[YOUR INSTRUCTIONS] Identify the lines holding "cakiroglu" and copy them.

— BEGIN MATERIAL SHOWN —

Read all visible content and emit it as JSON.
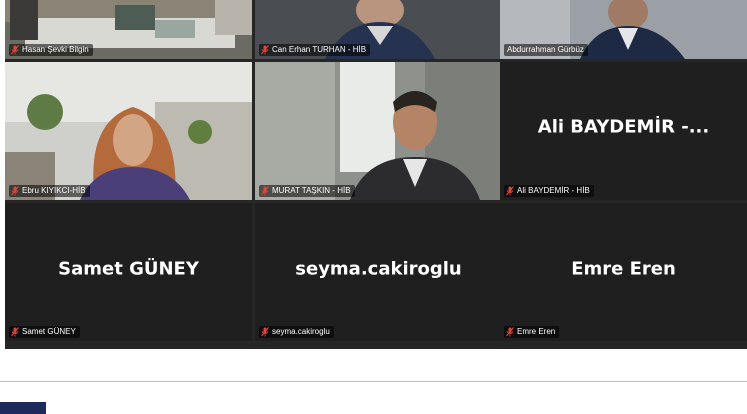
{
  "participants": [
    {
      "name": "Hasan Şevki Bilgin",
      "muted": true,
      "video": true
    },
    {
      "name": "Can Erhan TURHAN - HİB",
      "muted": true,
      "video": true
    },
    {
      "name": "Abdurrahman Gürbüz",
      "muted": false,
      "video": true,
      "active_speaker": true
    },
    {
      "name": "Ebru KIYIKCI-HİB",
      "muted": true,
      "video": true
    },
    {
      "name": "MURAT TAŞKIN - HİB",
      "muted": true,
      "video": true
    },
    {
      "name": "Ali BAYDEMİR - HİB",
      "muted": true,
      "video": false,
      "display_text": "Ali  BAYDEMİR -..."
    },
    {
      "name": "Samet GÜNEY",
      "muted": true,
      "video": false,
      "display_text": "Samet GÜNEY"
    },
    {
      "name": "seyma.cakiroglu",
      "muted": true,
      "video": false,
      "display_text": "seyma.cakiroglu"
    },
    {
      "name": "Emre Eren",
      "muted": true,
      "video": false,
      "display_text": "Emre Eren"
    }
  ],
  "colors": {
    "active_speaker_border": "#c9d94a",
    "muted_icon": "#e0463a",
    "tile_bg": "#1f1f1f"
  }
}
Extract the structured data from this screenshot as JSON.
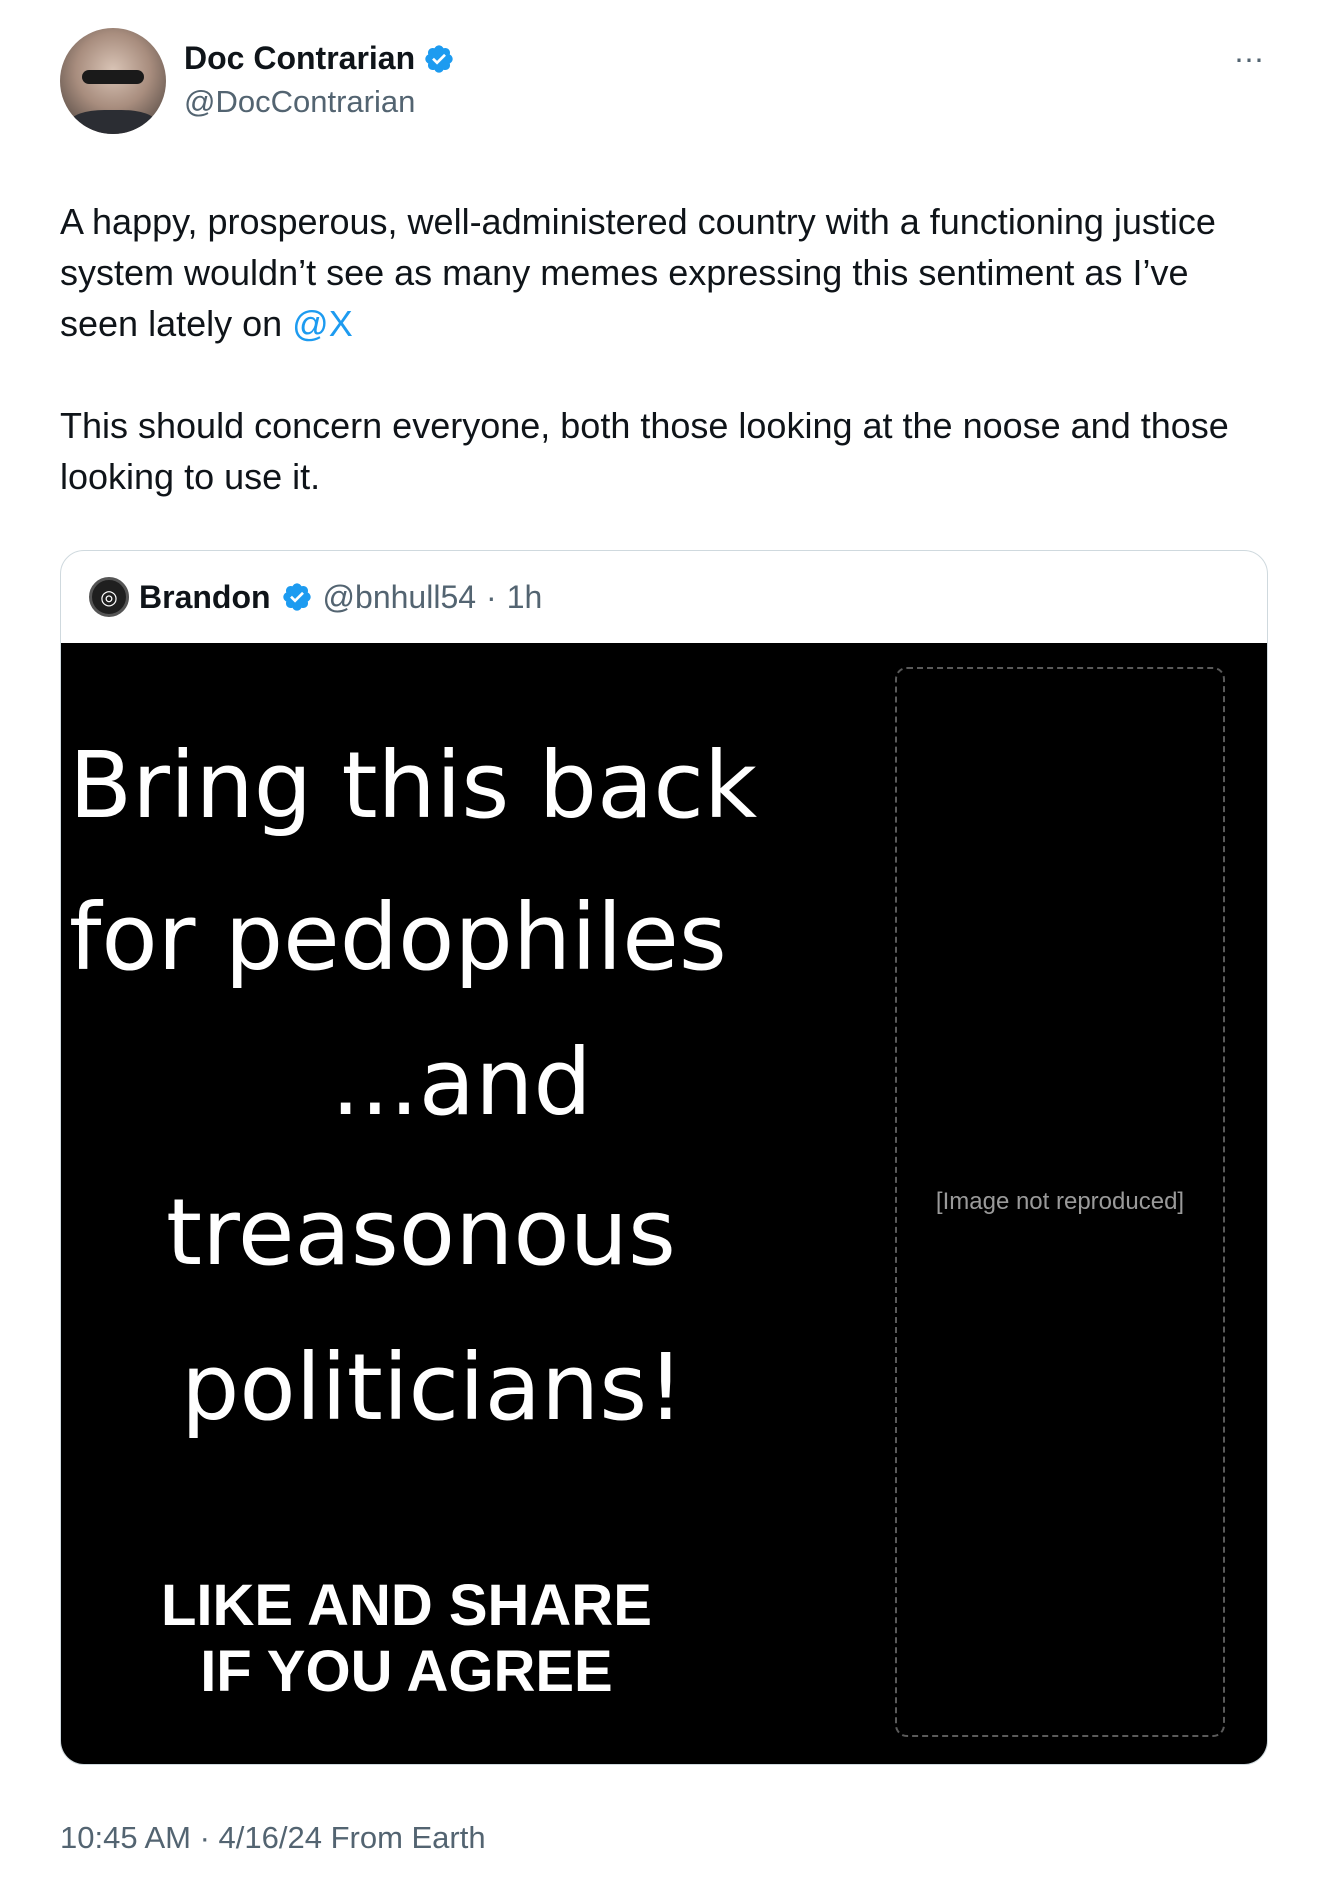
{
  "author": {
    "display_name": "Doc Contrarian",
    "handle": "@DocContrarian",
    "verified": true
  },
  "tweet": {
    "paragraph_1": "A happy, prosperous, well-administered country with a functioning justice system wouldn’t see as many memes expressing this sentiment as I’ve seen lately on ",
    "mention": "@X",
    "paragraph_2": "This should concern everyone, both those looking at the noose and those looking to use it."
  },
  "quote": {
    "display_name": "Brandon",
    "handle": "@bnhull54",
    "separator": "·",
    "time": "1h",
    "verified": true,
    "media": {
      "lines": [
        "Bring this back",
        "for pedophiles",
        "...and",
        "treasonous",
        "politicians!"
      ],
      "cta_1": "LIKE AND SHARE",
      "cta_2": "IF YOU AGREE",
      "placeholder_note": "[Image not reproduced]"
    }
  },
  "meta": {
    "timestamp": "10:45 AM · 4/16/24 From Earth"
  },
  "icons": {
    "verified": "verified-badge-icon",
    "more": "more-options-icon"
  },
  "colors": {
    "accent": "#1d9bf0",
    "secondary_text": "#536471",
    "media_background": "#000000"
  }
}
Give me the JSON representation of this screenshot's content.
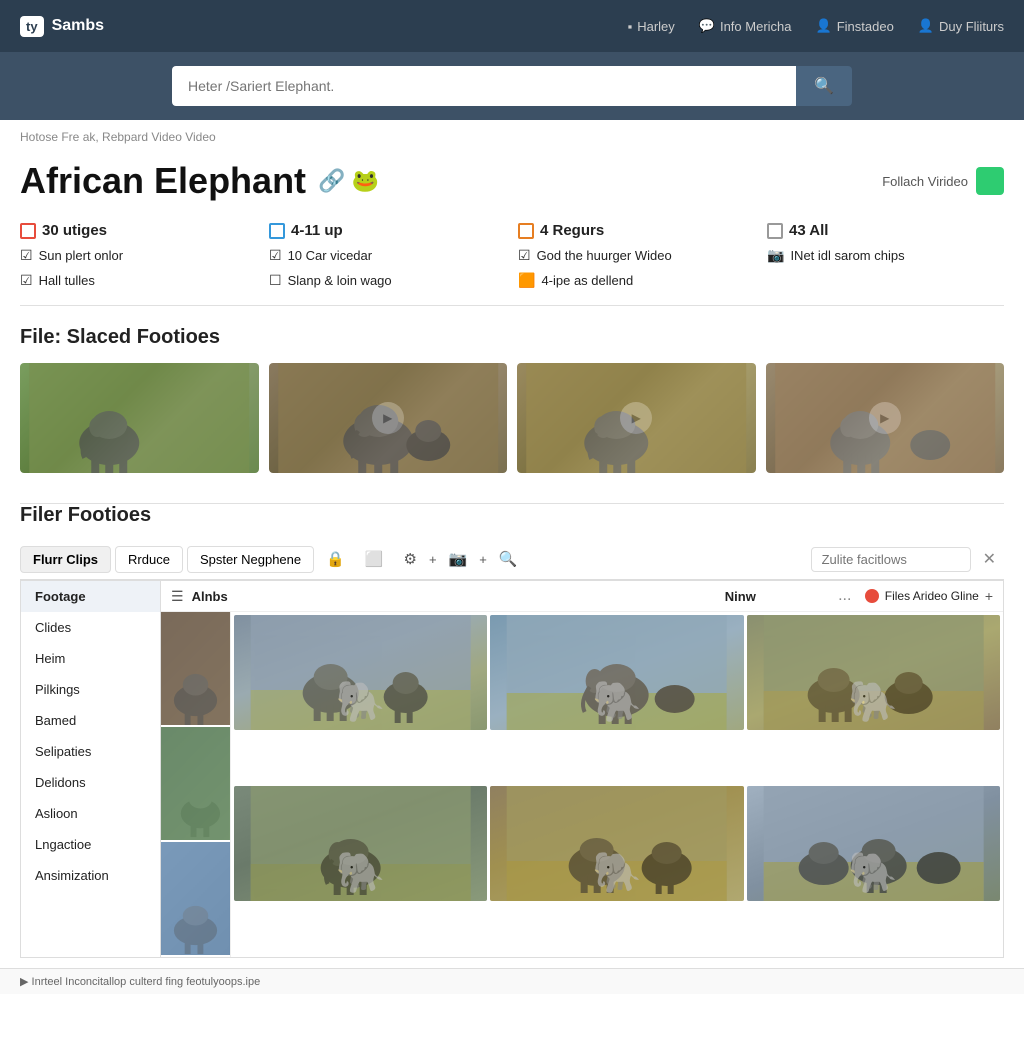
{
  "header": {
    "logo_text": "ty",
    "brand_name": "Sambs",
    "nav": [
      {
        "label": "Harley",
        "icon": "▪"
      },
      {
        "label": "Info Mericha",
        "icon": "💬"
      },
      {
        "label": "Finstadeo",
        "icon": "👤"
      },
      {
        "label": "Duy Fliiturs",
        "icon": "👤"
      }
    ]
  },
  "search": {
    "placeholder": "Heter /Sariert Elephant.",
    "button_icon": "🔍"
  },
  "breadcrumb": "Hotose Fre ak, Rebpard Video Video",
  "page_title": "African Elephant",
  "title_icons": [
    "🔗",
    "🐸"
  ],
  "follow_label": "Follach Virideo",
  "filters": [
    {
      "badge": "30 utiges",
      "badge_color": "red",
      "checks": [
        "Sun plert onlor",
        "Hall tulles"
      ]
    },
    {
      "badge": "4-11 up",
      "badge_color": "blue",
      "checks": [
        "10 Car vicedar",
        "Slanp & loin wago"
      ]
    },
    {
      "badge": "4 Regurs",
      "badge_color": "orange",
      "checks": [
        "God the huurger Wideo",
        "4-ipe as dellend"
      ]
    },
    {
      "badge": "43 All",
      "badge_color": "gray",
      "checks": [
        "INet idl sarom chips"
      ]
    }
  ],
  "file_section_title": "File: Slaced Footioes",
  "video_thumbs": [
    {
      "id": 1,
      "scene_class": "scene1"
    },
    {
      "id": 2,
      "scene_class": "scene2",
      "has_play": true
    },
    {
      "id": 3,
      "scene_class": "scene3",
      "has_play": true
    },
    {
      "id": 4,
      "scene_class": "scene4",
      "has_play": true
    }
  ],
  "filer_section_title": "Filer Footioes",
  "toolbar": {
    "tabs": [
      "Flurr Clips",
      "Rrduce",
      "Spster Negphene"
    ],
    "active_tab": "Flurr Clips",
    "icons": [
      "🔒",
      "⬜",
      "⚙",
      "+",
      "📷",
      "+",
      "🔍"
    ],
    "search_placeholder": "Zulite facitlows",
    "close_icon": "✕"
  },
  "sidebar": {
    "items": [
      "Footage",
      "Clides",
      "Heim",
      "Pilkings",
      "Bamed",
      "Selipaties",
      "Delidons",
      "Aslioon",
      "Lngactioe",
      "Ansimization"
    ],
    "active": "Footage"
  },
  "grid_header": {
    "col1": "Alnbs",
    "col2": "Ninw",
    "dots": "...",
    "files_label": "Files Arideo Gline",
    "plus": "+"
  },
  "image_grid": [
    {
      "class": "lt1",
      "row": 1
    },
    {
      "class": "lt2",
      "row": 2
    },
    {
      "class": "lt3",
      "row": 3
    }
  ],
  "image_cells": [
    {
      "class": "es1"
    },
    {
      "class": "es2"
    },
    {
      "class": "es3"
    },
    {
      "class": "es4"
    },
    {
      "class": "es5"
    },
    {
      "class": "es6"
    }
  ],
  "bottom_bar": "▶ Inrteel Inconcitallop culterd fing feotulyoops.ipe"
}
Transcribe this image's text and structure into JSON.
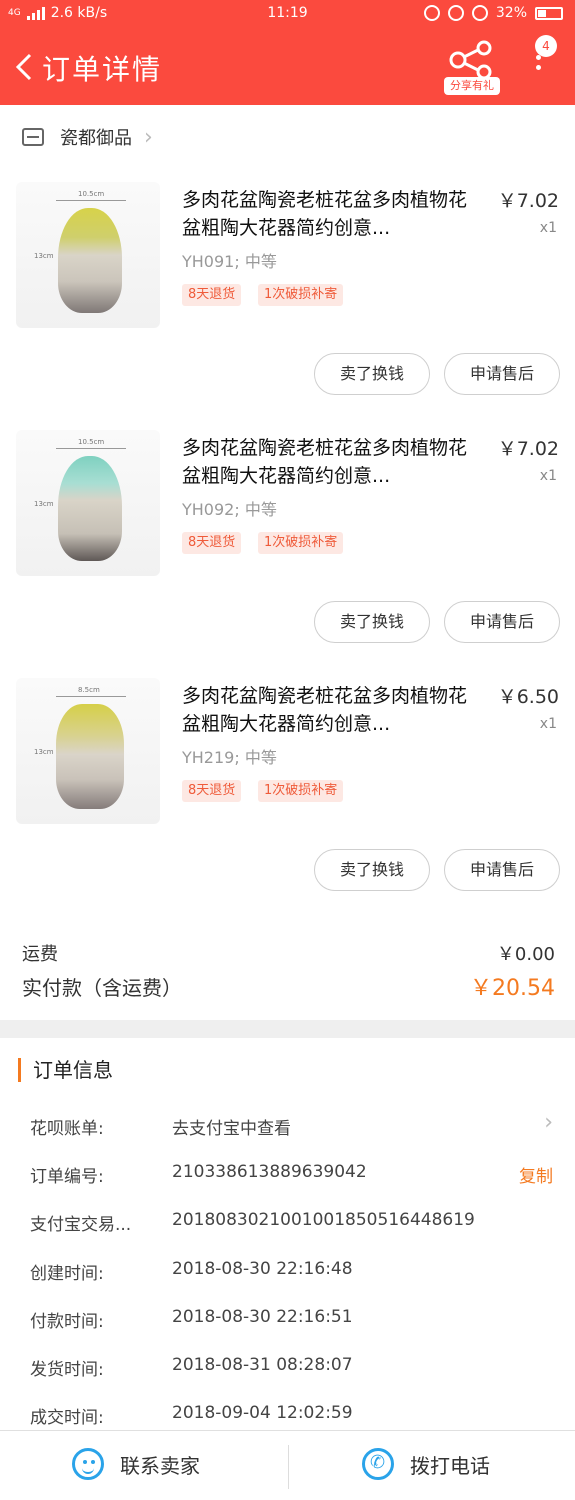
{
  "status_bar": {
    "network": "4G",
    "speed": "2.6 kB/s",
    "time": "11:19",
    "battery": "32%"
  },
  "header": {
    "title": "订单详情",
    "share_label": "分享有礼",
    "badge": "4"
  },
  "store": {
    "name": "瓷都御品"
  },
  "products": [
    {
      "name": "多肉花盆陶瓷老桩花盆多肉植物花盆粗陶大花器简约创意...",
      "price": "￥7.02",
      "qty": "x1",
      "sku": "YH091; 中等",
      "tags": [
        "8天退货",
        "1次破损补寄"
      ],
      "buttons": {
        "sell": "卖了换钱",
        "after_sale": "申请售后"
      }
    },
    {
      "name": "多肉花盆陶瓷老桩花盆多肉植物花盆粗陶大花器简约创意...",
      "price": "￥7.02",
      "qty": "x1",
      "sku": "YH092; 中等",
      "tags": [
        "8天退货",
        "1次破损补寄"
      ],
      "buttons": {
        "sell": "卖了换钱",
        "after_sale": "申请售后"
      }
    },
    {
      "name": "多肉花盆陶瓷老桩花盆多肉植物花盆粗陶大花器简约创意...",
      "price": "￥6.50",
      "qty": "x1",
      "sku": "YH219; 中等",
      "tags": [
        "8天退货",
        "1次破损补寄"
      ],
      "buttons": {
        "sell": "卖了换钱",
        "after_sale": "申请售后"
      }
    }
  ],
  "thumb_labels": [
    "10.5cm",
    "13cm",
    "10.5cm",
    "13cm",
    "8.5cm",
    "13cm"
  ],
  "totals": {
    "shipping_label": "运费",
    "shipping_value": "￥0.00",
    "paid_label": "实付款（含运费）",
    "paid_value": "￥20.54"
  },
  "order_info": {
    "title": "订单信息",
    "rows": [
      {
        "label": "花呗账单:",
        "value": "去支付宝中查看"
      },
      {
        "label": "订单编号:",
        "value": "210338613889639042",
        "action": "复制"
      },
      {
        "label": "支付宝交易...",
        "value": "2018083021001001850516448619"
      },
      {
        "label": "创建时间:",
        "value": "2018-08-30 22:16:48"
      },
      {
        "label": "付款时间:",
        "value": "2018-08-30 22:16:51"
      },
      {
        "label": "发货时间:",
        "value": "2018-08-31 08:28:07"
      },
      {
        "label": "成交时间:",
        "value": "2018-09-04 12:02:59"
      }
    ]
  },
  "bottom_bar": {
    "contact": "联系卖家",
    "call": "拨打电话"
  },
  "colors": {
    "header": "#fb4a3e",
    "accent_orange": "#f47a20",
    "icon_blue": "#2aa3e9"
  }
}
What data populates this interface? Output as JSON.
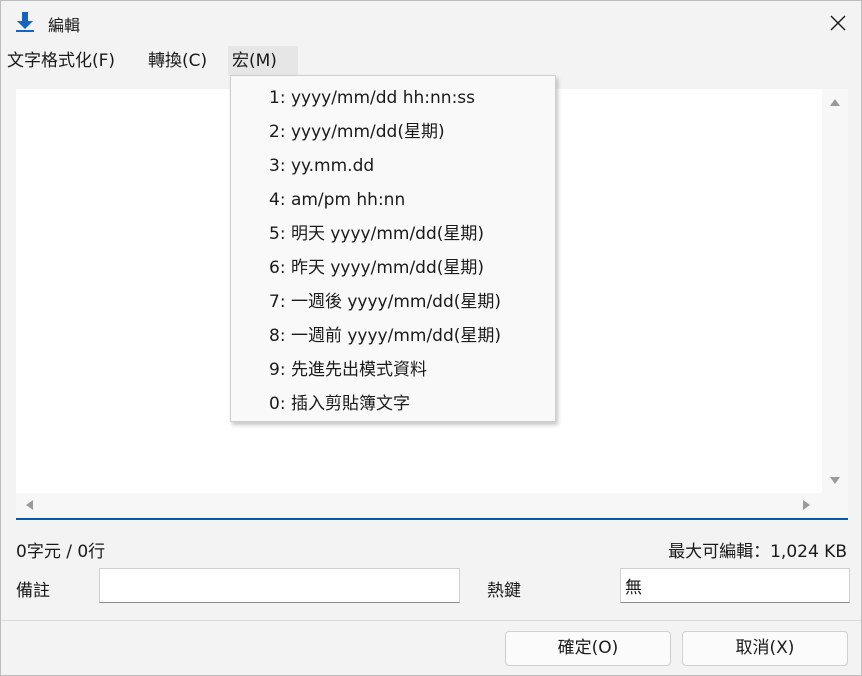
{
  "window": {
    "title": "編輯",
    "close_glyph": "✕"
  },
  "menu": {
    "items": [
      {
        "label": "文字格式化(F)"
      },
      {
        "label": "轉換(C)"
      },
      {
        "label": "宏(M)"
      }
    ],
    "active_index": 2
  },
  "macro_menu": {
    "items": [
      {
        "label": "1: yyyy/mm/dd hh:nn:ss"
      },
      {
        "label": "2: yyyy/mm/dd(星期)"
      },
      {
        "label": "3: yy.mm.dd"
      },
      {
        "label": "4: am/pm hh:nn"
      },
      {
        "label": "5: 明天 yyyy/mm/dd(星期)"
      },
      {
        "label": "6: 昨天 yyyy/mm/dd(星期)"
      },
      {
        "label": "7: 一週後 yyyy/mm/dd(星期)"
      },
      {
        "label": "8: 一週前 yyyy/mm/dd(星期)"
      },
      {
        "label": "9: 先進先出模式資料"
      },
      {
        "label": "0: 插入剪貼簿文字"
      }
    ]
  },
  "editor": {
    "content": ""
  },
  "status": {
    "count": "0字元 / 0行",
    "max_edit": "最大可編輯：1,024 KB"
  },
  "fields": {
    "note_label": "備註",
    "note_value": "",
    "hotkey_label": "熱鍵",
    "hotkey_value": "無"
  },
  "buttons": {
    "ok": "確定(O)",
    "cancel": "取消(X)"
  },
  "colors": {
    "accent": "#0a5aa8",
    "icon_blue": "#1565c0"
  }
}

— END MATERIAL SHOWN —

[WRITTEN SOLUTION]
      "name": "seyma.cakiroglu",
      "display_text": "seyma.cakiroglu"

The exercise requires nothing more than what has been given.